### WHAT TO WORK ON
Pull every line holding the string "Ideologien" from the records below.

++++ RECORD EXCERPTS

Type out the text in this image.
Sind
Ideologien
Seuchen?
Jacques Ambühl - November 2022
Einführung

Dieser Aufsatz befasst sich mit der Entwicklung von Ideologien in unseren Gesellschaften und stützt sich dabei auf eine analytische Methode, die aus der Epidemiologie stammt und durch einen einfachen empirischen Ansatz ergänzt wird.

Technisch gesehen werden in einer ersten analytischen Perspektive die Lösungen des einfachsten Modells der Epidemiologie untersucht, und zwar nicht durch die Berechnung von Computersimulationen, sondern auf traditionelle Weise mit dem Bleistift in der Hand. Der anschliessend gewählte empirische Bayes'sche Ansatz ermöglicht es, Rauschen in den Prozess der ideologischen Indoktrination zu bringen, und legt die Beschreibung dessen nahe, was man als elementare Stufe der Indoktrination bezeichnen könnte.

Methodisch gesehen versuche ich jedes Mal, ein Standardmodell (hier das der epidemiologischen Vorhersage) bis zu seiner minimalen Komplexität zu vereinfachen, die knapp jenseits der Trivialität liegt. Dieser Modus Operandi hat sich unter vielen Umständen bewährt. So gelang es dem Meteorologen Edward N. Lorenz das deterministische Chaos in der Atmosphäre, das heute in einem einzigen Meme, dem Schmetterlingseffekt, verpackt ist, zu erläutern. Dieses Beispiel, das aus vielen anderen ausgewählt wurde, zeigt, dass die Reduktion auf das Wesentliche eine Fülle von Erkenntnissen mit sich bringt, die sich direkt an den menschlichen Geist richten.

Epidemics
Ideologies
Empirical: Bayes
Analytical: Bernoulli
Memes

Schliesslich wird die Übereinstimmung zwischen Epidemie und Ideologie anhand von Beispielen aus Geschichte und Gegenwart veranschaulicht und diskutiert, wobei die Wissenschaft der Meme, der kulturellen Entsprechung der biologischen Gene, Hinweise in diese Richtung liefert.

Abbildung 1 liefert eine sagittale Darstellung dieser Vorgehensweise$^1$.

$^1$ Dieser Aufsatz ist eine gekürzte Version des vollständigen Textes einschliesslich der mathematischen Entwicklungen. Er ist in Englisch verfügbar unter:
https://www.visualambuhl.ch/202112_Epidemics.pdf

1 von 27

++++++++

### FULL ANSWER
Ideologien
Dieser Aufsatz befasst sich mit der Entwicklung von Ideologien in unseren Gesellschaften und stützt sich dabei auf eine analytische Methode, die aus der Epidemiologie stammt und durch einen einfachen empirischen Ansatz ergänzt wird.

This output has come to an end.